### Supplied records
• • • • • • •

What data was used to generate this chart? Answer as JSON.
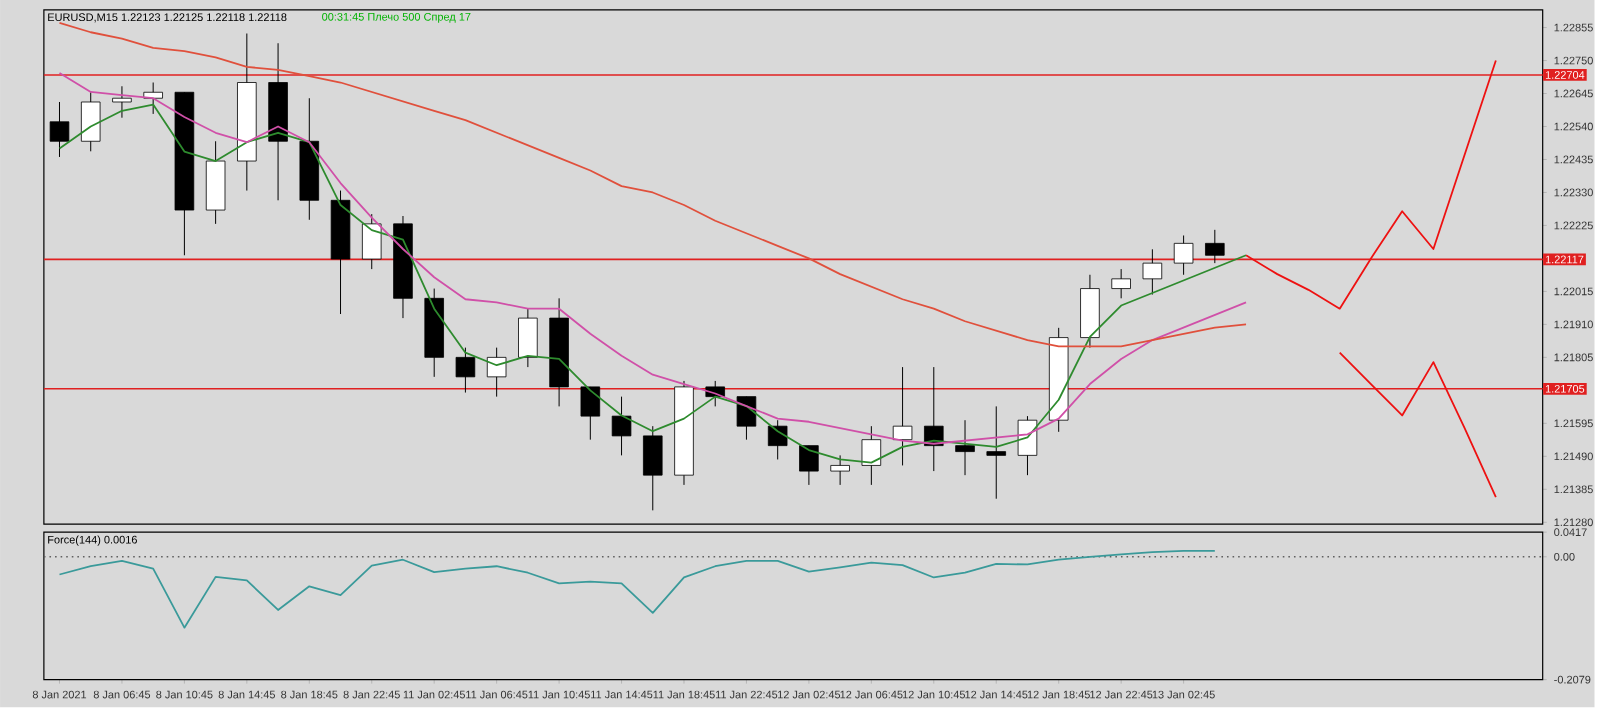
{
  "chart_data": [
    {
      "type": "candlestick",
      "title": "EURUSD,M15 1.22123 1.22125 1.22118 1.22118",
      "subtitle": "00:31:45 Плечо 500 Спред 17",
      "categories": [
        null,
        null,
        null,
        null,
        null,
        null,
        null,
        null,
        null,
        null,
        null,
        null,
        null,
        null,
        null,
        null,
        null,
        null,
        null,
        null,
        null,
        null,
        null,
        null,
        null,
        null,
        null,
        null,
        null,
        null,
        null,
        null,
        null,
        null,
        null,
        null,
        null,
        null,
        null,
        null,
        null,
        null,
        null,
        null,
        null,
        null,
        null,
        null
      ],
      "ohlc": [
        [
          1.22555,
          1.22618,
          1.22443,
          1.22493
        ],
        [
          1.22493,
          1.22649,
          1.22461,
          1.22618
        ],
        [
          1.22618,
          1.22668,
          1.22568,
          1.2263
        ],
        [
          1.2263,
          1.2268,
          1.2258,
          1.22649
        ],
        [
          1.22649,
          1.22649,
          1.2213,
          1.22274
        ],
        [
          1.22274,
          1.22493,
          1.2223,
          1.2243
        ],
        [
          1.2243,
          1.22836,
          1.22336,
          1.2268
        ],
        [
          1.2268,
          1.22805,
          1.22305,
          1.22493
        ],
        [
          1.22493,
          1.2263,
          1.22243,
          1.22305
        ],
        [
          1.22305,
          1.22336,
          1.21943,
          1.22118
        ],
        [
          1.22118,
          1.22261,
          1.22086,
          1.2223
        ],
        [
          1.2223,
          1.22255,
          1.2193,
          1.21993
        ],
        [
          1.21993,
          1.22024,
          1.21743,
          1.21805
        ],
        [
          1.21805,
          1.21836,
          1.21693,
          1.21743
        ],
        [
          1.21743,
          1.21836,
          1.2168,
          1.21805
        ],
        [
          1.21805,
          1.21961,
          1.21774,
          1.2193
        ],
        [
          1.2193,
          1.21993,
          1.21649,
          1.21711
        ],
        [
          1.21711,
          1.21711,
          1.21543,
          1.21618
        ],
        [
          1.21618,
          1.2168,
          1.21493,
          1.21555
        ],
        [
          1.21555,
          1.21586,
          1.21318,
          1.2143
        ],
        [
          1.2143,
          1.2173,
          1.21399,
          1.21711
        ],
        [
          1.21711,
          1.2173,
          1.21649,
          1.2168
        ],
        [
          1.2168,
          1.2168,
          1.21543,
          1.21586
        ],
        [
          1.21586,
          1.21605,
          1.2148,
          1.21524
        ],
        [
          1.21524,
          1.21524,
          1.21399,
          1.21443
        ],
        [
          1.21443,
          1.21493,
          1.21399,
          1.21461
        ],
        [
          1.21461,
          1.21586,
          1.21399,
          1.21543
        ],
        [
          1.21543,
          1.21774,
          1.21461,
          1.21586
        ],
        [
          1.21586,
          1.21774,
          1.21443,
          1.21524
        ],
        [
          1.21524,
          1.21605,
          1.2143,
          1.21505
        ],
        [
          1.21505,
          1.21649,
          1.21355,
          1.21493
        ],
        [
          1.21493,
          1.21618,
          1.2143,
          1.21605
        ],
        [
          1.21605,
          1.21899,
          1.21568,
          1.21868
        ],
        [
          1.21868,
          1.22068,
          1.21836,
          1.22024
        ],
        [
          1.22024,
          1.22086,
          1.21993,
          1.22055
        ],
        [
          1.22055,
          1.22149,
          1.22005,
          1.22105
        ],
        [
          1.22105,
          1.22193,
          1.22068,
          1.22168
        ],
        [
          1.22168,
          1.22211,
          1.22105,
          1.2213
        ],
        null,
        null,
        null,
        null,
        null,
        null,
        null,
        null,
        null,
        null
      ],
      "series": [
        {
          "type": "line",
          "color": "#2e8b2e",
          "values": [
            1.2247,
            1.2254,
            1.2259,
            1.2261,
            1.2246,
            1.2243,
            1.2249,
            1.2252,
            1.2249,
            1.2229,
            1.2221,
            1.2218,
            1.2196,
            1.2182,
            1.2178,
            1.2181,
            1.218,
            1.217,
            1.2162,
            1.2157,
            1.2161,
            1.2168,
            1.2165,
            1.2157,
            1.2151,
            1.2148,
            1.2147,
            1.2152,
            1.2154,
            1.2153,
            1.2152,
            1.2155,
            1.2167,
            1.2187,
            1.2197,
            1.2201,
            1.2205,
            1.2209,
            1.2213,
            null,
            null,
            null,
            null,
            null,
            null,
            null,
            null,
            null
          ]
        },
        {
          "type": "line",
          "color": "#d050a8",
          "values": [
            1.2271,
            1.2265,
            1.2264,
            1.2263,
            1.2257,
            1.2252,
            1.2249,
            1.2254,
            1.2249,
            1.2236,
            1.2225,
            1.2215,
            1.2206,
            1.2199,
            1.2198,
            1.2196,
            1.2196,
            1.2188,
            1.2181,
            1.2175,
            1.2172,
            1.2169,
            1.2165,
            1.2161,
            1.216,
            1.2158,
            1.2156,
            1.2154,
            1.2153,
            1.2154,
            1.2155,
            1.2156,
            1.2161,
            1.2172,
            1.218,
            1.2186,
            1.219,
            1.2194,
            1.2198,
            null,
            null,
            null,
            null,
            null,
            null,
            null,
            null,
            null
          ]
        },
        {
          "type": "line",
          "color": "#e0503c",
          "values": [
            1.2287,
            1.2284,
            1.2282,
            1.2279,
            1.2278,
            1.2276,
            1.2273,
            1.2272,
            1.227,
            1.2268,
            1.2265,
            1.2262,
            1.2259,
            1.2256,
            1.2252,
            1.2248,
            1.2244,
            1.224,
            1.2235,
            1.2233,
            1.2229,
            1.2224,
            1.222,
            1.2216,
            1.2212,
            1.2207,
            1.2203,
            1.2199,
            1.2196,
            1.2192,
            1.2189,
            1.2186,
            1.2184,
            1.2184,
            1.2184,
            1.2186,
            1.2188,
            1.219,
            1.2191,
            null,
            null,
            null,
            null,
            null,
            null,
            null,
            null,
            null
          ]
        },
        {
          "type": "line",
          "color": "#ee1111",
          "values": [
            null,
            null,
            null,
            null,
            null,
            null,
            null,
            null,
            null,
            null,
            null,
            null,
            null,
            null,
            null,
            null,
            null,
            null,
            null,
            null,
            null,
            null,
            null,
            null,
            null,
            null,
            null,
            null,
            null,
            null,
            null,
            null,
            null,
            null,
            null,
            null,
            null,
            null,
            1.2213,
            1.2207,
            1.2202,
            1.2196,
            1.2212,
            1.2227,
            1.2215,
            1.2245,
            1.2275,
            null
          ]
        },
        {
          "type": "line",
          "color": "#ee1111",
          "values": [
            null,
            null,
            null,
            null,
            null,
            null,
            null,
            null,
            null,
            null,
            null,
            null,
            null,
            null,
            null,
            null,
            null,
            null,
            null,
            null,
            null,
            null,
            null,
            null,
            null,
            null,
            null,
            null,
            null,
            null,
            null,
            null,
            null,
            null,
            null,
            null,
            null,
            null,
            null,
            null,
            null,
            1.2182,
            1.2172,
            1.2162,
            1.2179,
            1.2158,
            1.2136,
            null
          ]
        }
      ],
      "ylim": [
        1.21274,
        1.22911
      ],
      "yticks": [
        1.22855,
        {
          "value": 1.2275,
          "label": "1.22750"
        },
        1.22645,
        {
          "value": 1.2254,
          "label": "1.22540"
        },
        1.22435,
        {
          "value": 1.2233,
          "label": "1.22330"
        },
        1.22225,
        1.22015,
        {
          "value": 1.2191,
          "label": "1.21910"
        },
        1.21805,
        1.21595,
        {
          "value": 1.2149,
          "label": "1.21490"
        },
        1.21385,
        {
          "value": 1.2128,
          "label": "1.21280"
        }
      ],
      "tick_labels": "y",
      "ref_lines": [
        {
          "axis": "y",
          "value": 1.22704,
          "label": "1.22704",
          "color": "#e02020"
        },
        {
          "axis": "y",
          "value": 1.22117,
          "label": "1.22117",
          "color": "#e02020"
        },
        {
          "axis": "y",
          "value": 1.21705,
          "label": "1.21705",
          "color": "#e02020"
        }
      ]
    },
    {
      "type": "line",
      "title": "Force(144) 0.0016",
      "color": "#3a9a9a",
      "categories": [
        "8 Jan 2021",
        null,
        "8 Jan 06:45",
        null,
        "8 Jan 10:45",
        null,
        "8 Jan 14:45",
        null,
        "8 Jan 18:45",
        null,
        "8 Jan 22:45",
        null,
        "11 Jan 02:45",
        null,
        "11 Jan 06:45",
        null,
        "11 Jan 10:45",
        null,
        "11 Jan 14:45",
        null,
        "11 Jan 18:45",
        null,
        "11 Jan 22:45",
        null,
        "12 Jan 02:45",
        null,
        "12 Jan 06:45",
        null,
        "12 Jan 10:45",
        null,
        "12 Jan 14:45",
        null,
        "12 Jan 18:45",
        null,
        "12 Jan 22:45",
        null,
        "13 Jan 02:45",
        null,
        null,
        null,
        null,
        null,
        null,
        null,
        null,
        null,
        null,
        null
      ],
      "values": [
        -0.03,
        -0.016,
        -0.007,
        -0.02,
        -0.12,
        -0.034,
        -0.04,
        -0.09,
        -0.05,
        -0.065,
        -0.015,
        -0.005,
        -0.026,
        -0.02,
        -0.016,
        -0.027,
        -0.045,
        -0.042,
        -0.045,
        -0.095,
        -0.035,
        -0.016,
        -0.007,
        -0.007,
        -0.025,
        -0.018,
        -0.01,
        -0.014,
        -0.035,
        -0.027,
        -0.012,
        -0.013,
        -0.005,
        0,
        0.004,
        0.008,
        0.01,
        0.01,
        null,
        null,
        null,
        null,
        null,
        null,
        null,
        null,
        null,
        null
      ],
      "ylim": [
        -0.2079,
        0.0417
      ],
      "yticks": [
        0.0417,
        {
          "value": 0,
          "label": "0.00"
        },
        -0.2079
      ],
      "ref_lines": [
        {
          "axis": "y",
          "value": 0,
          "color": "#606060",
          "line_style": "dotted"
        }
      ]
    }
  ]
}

• • • • • • •

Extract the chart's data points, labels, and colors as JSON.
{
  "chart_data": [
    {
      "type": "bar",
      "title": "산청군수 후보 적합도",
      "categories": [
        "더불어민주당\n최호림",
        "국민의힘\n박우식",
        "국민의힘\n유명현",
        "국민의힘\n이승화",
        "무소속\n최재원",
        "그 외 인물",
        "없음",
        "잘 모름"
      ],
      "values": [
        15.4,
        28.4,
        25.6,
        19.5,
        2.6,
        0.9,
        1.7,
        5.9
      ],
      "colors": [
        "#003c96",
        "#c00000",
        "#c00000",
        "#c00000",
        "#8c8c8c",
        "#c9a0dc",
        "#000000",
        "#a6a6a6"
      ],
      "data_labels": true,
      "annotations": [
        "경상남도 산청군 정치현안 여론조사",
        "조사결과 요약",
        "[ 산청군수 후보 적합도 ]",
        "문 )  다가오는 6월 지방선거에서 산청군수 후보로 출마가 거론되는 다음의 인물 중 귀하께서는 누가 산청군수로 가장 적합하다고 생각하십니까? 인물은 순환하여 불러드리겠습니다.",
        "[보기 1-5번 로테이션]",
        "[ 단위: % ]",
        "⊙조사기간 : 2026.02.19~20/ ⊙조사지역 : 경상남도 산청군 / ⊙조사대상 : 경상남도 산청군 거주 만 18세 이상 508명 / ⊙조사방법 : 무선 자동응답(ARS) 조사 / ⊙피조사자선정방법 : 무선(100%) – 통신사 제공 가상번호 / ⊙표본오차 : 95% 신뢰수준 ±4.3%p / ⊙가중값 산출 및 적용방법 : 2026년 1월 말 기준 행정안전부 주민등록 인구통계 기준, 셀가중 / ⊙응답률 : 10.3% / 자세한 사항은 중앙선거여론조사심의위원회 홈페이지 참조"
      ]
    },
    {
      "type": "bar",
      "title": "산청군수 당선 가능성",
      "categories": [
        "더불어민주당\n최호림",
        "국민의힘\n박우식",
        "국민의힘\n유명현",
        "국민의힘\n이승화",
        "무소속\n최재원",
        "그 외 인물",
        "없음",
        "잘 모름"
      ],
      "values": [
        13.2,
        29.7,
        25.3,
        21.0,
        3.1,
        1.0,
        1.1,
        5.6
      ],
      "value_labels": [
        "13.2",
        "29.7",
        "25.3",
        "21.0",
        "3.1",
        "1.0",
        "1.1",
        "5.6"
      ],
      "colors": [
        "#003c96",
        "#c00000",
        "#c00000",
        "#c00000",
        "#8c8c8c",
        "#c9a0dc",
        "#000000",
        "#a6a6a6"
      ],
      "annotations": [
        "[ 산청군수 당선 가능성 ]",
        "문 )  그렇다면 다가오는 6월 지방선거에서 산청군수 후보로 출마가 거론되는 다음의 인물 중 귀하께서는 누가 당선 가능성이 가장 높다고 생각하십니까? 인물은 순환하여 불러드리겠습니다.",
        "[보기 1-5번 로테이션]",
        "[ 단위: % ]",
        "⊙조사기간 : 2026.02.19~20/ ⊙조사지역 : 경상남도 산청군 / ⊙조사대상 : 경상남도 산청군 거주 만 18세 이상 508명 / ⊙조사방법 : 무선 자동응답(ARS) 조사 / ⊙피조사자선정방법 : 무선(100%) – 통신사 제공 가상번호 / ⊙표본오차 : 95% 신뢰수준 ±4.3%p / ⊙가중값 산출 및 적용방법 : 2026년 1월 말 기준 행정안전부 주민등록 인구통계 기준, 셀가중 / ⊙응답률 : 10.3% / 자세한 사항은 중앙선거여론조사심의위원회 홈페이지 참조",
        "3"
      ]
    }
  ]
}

• • • • • • •

### Exercise
Count the lines above that contain the word "JSON", and give only that number.

### Output below
2